##### Records for this task

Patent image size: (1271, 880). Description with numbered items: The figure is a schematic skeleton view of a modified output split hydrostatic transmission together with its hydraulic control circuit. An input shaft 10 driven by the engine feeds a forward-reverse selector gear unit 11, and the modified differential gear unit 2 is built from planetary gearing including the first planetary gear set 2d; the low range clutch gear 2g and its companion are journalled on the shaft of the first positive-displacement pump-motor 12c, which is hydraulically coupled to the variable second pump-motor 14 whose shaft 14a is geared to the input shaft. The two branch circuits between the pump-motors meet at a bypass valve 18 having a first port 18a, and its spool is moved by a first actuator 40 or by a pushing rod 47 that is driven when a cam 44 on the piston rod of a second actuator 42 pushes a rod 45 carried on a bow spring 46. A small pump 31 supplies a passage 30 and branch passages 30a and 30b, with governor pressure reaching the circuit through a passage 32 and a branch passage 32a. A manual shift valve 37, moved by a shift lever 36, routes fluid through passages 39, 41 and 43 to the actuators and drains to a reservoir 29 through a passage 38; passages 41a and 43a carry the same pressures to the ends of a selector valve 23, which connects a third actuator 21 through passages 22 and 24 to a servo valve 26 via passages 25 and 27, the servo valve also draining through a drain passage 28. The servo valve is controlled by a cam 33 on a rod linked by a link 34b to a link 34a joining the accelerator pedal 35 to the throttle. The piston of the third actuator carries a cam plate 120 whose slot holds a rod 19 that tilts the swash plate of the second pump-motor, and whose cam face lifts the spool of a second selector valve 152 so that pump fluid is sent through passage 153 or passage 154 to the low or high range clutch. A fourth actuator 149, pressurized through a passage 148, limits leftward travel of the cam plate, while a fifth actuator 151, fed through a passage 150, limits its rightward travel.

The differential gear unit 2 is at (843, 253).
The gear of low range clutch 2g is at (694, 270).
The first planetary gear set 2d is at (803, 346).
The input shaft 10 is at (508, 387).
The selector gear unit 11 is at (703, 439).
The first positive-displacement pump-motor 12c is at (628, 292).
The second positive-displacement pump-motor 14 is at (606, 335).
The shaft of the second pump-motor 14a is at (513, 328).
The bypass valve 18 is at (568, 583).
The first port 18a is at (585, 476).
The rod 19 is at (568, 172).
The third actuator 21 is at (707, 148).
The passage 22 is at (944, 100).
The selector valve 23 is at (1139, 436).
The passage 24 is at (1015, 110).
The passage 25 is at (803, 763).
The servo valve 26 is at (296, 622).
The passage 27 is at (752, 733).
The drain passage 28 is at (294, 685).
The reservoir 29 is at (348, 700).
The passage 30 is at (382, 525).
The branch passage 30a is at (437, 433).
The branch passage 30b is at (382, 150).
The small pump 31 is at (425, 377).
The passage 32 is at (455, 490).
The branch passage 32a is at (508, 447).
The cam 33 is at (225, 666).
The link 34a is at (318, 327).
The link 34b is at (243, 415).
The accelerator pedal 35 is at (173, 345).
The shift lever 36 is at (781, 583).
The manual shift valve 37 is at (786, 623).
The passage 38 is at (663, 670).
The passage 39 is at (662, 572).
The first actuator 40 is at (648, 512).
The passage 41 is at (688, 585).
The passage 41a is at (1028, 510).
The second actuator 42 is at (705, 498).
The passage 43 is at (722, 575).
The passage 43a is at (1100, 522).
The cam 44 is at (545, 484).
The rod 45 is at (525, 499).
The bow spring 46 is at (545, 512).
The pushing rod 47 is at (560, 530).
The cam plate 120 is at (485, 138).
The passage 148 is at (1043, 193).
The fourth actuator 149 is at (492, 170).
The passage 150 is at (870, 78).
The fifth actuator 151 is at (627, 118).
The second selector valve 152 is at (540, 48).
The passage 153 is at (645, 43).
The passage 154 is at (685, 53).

##########

• _Aim_
Edit the records so that every "skeleton view" becomes "line drawing", and leave the rest of the text unchanged.

• _Output for this task_
Patent image size: (1271, 880). Description with numbered items: The figure is a schematic line drawing of a modified output split hydrostatic transmission together with its hydraulic control circuit. An input shaft 10 driven by the engine feeds a forward-reverse selector gear unit 11, and the modified differential gear unit 2 is built from planetary gearing including the first planetary gear set 2d; the low range clutch gear 2g and its companion are journalled on the shaft of the first positive-displacement pump-motor 12c, which is hydraulically coupled to the variable second pump-motor 14 whose shaft 14a is geared to the input shaft. The two branch circuits between the pump-motors meet at a bypass valve 18 having a first port 18a, and its spool is moved by a first actuator 40 or by a pushing rod 47 that is driven when a cam 44 on the piston rod of a second actuator 42 pushes a rod 45 carried on a bow spring 46. A small pump 31 supplies a passage 30 and branch passages 30a and 30b, with governor pressure reaching the circuit through a passage 32 and a branch passage 32a. A manual shift valve 37, moved by a shift lever 36, routes fluid through passages 39, 41 and 43 to the actuators and drains to a reservoir 29 through a passage 38; passages 41a and 43a carry the same pressures to the ends of a selector valve 23, which connects a third actuator 21 through passages 22 and 24 to a servo valve 26 via passages 25 and 27, the servo valve also draining through a drain passage 28. The servo valve is controlled by a cam 33 on a rod linked by a link 34b to a link 34a joining the accelerator pedal 35 to the throttle. The piston of the third actuator carries a cam plate 120 whose slot holds a rod 19 that tilts the swash plate of the second pump-motor, and whose cam face lifts the spool of a second selector valve 152 so that pump fluid is sent through passage 153 or passage 154 to the low or high range clutch. A fourth actuator 149, pressurized through a passage 148, limits leftward travel of the cam plate, while a fifth actuator 151, fed through a passage 150, limits its rightward travel.

The differential gear unit 2 is at (843, 253).
The gear of low range clutch 2g is at (694, 270).
The first planetary gear set 2d is at (803, 346).
The input shaft 10 is at (508, 387).
The selector gear unit 11 is at (703, 439).
The first positive-displacement pump-motor 12c is at (628, 292).
The second positive-displacement pump-motor 14 is at (606, 335).
The shaft of the second pump-motor 14a is at (513, 328).
The bypass valve 18 is at (568, 583).
The first port 18a is at (585, 476).
The rod 19 is at (568, 172).
The third actuator 21 is at (707, 148).
The passage 22 is at (944, 100).
The selector valve 23 is at (1139, 436).
The passage 24 is at (1015, 110).
The passage 25 is at (803, 763).
The servo valve 26 is at (296, 622).
The passage 27 is at (752, 733).
The drain passage 28 is at (294, 685).
The reservoir 29 is at (348, 700).
The passage 30 is at (382, 525).
The branch passage 30a is at (437, 433).
The branch passage 30b is at (382, 150).
The small pump 31 is at (425, 377).
The passage 32 is at (455, 490).
The branch passage 32a is at (508, 447).
The cam 33 is at (225, 666).
The link 34a is at (318, 327).
The link 34b is at (243, 415).
The accelerator pedal 35 is at (173, 345).
The shift lever 36 is at (781, 583).
The manual shift valve 37 is at (786, 623).
The passage 38 is at (663, 670).
The passage 39 is at (662, 572).
The first actuator 40 is at (648, 512).
The passage 41 is at (688, 585).
The passage 41a is at (1028, 510).
The second actuator 42 is at (705, 498).
The passage 43 is at (722, 575).
The passage 43a is at (1100, 522).
The cam 44 is at (545, 484).
The rod 45 is at (525, 499).
The bow spring 46 is at (545, 512).
The pushing rod 47 is at (560, 530).
The cam plate 120 is at (485, 138).
The passage 148 is at (1043, 193).
The fourth actuator 149 is at (492, 170).
The passage 150 is at (870, 78).
The fifth actuator 151 is at (627, 118).
The second selector valve 152 is at (540, 48).
The passage 153 is at (645, 43).
The passage 154 is at (685, 53).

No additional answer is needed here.